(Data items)
====

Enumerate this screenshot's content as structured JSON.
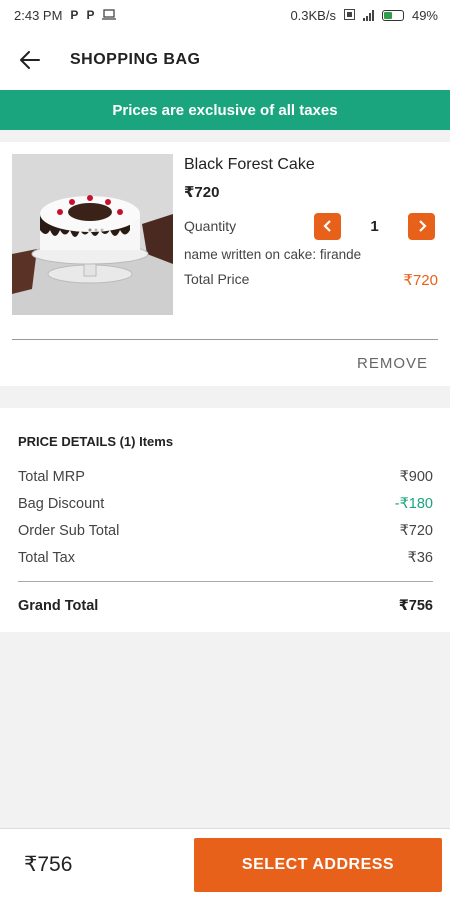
{
  "status_bar": {
    "time": "2:43 PM",
    "left_icons": [
      "P",
      "P"
    ],
    "network_speed": "0.3KB/s",
    "battery": "49%"
  },
  "app_bar": {
    "title": "SHOPPING BAG",
    "back_icon": "arrow-left"
  },
  "banner": {
    "text": "Prices are exclusive of all taxes",
    "color": "#1aa57e"
  },
  "item": {
    "name": "Black Forest Cake",
    "price": "₹720",
    "quantity_label": "Quantity",
    "quantity": "1",
    "cake_text": "name written on cake: firande",
    "total_label": "Total Price",
    "total_value": "₹720",
    "remove_label": "REMOVE"
  },
  "price_details": {
    "header": "PRICE DETAILS  (1) Items",
    "rows": [
      {
        "label": "Total MRP",
        "value": "₹900"
      },
      {
        "label": "Bag Discount",
        "value": "-₹180"
      },
      {
        "label": "Order Sub Total",
        "value": "₹720"
      },
      {
        "label": "Total Tax",
        "value": "₹36"
      }
    ],
    "grand_label": "Grand Total",
    "grand_value": "₹756"
  },
  "bottom_bar": {
    "total": "₹756",
    "button_label": "SELECT ADDRESS",
    "accent": "#e8611a"
  }
}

====

TASK BRIEF: Give all the entries again exactly, dropping each picture.

SOLUTION TO THIS EXERCISE:
Enumerate this screenshot's content as structured JSON.
{
  "status_bar": {
    "time": "2:43 PM",
    "left_icons": [
      "P",
      "P"
    ],
    "network_speed": "0.3KB/s",
    "battery": "49%"
  },
  "app_bar": {
    "title": "SHOPPING BAG",
    "back_icon": "arrow-left"
  },
  "banner": {
    "text": "Prices are exclusive of all taxes",
    "color": "#1aa57e"
  },
  "item": {
    "name": "Black Forest Cake",
    "price": "₹720",
    "quantity_label": "Quantity",
    "quantity": "1",
    "cake_text": "name written on cake: firande",
    "total_label": "Total Price",
    "total_value": "₹720",
    "remove_label": "REMOVE"
  },
  "price_details": {
    "header": "PRICE DETAILS  (1) Items",
    "rows": [
      {
        "label": "Total MRP",
        "value": "₹900"
      },
      {
        "label": "Bag Discount",
        "value": "-₹180"
      },
      {
        "label": "Order Sub Total",
        "value": "₹720"
      },
      {
        "label": "Total Tax",
        "value": "₹36"
      }
    ],
    "grand_label": "Grand Total",
    "grand_value": "₹756"
  },
  "bottom_bar": {
    "total": "₹756",
    "button_label": "SELECT ADDRESS",
    "accent": "#e8611a"
  }
}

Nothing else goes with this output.